======== Exercise material
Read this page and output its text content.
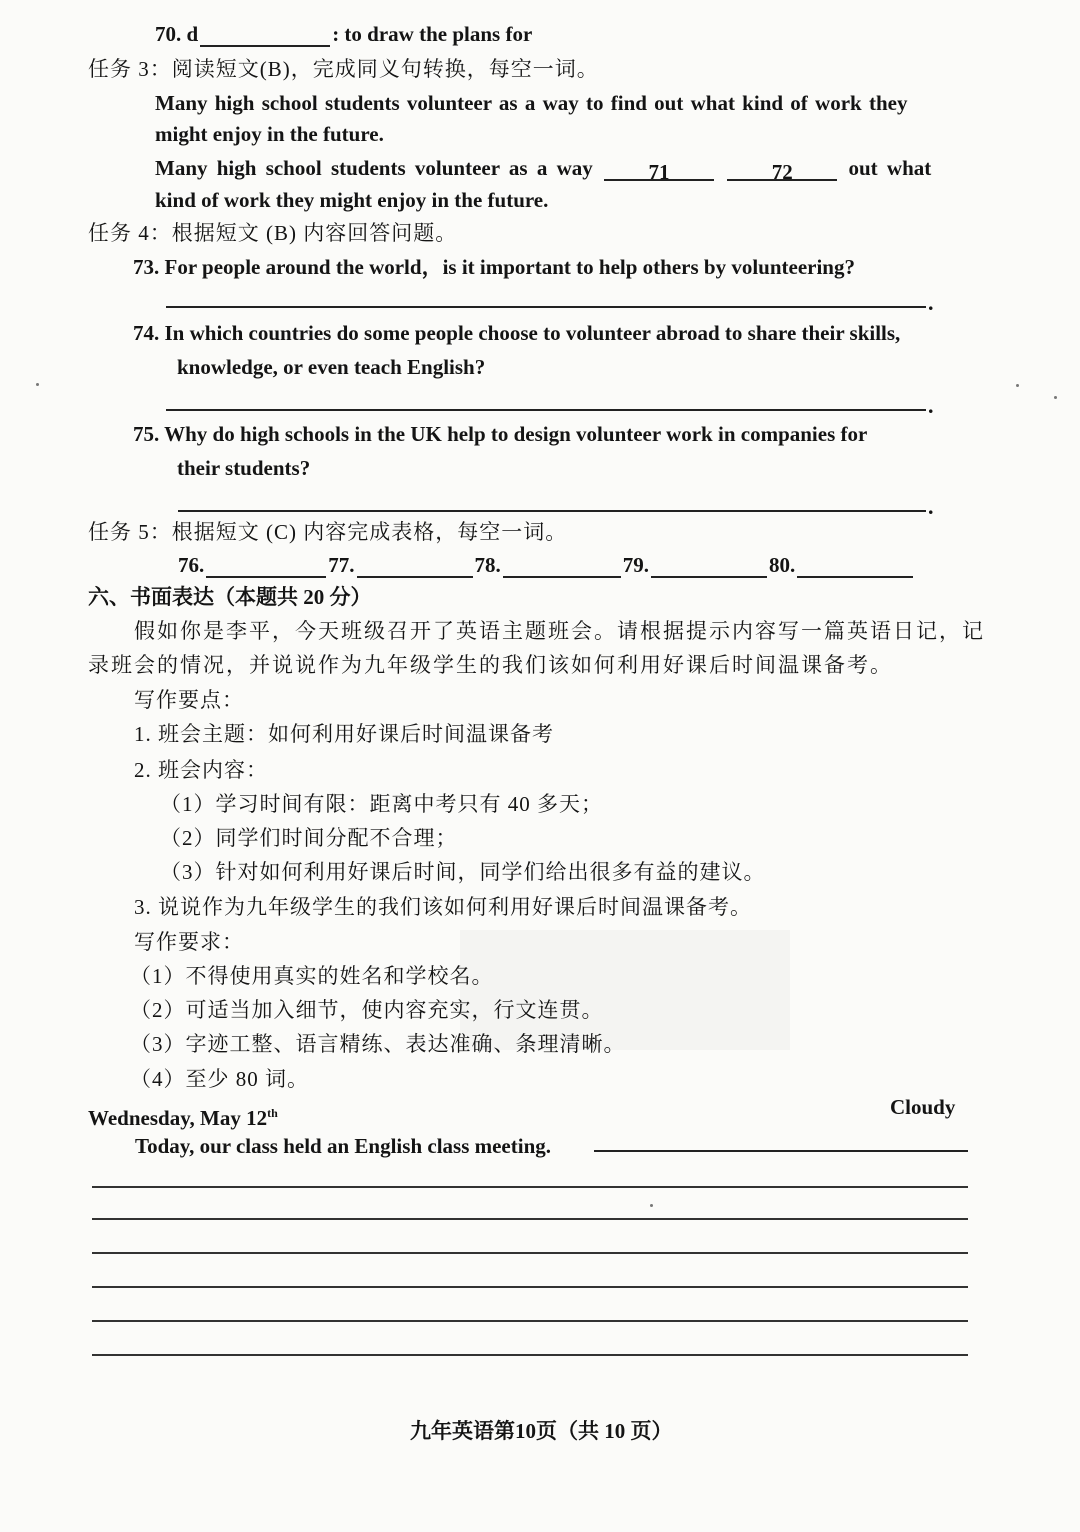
70. d	: to draw the plans for
任务 3：阅读短文(B)，完成同义句转换，每空一词。
Many high school students volunteer as a way to find out what kind of work they
might enjoy in the future.
Many high school students volunteer as a way	71	72	out what
kind of work they might enjoy in the future.
任务 4：根据短文 (B) 内容回答问题。
73. For people around the world，is it important to help others by volunteering?
.
74. In which countries do some people choose to volunteer abroad to share their skills,
knowledge, or even teach English?
.
75. Why do high schools in the UK help to design volunteer work in companies for
their students?
.
任务 5：根据短文 (C) 内容完成表格，每空一词。
76.	77.	78.	79.	80.
六、书面表达（本题共 20 分）
假如你是李平，今天班级召开了英语主题班会。请根据提示内容写一篇英语日记，记
录班会的情况，并说说作为九年级学生的我们该如何利用好课后时间温课备考。
写作要点：
1. 班会主题：如何利用好课后时间温课备考
2. 班会内容：
（1）学习时间有限：距离中考只有 40 多天；
（2）同学们时间分配不合理；
（3）针对如何利用好课后时间，同学们给出很多有益的建议。
3. 说说作为九年级学生的我们该如何利用好课后时间温课备考。
写作要求：
（1）不得使用真实的姓名和学校名。
（2）可适当加入细节，使内容充实，行文连贯。
（3）字迹工整、语言精练、表达准确、条理清晰。
（4）至少 80 词。
Wednesday, May 12th	Cloudy
Today, our class held an English class meeting.
九年英语第10页（共 10 页）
================
◆ **What needs to be done**: Using the records above, gather all lines where the string "their" is present.

◆ **Full response**:
74. In which countries do some people choose to volunteer abroad to share their skills,
their students?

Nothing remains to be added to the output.